Your objective.
From the listing below, extract each line containing the string "Members".

Records provided.
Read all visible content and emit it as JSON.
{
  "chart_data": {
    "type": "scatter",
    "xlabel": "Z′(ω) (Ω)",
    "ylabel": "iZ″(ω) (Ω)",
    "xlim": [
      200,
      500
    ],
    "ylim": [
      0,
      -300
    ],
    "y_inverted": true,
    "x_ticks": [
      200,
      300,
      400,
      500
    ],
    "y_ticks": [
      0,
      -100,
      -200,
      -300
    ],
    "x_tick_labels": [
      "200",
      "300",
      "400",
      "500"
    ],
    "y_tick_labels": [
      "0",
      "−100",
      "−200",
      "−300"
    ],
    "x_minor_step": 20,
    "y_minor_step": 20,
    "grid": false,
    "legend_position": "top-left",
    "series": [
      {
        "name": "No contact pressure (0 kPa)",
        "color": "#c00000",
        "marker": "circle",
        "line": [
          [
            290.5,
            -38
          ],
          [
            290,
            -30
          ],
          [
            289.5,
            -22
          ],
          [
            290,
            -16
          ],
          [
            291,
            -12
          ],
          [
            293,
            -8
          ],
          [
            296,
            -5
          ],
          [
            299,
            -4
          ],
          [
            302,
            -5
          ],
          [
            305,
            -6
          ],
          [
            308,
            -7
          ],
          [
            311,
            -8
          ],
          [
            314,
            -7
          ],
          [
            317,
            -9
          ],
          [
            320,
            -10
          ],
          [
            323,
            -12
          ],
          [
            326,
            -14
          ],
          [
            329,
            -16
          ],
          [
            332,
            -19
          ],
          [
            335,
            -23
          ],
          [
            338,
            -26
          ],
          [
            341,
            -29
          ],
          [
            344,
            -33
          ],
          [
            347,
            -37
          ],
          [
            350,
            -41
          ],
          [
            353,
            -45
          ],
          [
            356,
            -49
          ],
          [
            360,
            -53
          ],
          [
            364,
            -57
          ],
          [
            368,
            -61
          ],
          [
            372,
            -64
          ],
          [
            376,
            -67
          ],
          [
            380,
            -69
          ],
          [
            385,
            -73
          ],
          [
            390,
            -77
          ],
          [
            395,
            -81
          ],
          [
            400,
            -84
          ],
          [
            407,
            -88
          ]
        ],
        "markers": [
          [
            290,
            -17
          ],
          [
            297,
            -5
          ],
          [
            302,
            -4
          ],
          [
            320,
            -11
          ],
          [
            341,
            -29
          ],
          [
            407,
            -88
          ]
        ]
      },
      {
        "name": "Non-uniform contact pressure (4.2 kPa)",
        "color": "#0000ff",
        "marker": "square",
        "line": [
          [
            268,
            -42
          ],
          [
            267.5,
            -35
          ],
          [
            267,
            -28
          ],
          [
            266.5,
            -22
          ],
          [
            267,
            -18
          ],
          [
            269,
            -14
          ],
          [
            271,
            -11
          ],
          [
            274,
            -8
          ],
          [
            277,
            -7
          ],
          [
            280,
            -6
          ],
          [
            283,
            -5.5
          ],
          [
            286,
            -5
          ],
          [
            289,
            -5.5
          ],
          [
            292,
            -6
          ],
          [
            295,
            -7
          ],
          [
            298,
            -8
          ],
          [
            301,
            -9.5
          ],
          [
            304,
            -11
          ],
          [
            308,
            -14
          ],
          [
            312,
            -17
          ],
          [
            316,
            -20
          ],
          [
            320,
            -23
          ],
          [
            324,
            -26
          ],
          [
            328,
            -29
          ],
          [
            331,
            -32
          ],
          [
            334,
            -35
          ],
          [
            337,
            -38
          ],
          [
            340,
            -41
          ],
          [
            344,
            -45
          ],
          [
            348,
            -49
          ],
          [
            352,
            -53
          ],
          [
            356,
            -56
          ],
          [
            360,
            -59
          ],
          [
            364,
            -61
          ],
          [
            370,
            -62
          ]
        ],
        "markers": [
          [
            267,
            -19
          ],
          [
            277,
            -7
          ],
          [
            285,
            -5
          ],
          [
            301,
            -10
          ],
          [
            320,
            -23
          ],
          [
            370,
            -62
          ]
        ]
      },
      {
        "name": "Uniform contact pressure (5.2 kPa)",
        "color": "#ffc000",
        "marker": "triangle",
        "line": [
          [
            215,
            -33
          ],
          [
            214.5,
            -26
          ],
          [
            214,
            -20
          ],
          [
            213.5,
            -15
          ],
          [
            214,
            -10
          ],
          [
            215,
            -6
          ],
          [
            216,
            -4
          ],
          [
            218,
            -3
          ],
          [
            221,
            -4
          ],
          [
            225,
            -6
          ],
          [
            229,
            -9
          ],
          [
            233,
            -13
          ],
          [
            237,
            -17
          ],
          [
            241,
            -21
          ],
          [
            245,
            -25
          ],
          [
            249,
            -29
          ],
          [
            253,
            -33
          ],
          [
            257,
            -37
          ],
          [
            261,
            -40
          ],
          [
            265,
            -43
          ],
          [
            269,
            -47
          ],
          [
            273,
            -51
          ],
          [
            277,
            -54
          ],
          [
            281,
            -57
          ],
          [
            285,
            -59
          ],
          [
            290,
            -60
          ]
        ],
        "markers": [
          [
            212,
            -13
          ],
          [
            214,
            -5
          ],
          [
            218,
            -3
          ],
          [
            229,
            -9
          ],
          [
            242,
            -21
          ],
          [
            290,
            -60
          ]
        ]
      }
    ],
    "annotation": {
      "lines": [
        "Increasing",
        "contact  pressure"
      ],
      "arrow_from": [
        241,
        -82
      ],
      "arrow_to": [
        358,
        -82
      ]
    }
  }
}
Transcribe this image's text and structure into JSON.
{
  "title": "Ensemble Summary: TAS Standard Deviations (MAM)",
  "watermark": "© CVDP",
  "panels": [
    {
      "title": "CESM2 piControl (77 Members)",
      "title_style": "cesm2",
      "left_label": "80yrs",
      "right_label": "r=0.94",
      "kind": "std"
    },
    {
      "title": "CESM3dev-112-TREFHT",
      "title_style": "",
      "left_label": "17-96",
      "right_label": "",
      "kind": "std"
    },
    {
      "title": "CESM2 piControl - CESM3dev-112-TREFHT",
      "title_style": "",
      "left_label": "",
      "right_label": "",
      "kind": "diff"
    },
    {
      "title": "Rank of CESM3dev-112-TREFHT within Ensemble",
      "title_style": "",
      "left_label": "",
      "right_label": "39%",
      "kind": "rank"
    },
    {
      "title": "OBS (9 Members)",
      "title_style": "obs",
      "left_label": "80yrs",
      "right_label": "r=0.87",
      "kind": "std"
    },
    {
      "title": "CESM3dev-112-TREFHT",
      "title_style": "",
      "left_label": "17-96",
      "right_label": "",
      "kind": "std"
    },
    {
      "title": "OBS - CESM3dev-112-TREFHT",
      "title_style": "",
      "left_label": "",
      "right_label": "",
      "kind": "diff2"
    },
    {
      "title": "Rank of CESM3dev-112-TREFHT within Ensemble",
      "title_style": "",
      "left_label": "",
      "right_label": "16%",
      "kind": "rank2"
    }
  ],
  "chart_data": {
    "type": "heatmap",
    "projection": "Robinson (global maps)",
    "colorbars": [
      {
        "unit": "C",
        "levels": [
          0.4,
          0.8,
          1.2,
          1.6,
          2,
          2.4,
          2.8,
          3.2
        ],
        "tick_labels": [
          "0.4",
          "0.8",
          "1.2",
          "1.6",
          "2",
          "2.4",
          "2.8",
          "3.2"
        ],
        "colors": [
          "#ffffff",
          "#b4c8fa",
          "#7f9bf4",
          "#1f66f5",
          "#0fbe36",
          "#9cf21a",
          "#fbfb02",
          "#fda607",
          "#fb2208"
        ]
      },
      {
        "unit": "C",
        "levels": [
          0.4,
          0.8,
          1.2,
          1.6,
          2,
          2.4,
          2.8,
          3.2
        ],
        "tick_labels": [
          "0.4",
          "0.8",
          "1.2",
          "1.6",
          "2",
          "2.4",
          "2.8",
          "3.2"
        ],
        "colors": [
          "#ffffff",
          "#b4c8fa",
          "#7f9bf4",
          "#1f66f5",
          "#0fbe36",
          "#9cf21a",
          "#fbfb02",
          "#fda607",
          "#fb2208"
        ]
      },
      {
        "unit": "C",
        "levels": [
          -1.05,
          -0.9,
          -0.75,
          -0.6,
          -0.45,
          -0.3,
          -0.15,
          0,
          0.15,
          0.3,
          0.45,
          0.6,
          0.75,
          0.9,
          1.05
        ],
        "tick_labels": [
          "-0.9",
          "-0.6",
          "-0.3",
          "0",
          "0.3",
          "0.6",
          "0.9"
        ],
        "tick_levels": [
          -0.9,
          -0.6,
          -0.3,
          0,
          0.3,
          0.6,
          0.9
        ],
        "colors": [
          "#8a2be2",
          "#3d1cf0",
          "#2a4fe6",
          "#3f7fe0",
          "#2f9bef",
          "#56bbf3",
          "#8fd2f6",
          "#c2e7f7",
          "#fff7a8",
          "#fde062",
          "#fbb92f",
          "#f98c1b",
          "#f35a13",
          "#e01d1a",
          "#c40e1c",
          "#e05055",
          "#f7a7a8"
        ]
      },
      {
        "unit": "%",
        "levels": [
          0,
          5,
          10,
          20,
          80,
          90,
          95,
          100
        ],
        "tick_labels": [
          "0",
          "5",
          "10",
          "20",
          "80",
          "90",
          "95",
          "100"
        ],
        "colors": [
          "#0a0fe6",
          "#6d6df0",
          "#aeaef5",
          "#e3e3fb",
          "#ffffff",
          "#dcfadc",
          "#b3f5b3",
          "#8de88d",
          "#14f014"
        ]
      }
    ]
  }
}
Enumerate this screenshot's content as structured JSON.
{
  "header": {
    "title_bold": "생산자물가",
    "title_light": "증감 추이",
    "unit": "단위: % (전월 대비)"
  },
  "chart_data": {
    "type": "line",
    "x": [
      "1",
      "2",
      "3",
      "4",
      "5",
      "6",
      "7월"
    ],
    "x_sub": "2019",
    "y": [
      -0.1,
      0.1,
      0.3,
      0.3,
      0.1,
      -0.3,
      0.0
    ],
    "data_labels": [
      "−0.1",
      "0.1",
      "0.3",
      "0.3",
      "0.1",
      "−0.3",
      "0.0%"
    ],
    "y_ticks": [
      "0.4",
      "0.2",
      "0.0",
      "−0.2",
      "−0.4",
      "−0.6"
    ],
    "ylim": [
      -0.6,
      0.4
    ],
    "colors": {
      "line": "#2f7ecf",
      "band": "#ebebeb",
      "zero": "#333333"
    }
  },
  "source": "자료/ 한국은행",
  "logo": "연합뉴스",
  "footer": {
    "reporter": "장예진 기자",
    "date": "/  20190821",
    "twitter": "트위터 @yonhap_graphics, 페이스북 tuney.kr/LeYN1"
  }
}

The result.
      "title": "CESM2 piControl (77 Members)",
      "title": "OBS (9 Members)",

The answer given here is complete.